● **Given request**
What number of lines hold the word "President"? State that number and nothing besides.
===== Input material =====
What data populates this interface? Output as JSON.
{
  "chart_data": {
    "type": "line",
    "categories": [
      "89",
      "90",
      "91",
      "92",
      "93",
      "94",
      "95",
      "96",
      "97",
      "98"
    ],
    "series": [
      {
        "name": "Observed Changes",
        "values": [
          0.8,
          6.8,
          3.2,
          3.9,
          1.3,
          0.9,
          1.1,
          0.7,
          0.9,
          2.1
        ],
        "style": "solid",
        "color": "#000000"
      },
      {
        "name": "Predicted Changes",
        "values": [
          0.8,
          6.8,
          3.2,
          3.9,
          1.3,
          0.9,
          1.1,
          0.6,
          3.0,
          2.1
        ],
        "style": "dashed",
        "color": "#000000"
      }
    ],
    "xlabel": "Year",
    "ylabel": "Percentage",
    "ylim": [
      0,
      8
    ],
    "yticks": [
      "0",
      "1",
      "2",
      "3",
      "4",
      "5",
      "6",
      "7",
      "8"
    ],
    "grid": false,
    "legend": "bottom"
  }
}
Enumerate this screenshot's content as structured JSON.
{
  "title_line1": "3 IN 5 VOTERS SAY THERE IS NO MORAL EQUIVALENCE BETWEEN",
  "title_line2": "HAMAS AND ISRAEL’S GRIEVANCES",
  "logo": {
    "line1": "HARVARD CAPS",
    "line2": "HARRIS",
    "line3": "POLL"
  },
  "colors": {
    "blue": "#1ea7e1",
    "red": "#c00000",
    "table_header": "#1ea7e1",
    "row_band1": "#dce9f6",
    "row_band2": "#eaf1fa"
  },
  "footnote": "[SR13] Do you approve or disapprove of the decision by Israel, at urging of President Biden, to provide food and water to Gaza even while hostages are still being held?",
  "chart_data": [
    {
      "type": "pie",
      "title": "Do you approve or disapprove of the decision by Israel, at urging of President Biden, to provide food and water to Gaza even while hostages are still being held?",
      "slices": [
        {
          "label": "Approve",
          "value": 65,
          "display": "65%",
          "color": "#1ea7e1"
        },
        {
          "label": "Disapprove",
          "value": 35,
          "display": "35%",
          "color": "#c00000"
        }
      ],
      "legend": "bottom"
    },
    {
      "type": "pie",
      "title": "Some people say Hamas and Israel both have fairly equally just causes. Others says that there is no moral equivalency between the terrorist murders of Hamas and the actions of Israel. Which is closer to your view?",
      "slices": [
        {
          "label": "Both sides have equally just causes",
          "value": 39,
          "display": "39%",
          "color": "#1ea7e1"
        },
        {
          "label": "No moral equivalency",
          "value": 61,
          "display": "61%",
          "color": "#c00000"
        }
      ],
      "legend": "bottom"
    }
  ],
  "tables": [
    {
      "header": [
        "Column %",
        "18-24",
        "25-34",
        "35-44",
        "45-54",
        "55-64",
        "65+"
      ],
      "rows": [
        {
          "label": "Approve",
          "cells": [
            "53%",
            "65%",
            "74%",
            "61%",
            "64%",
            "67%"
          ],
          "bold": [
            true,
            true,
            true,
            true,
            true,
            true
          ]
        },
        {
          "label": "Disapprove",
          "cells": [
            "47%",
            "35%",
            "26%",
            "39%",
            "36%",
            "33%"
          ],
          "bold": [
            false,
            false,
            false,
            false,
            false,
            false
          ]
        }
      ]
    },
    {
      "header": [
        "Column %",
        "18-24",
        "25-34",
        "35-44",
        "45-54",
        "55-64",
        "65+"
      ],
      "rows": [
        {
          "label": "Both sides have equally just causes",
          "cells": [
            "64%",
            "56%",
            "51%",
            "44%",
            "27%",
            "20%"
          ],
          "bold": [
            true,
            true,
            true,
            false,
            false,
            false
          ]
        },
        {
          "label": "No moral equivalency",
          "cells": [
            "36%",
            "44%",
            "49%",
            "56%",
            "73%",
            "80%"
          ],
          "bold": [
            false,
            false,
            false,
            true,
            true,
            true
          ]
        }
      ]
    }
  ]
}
=====
● **The result**
2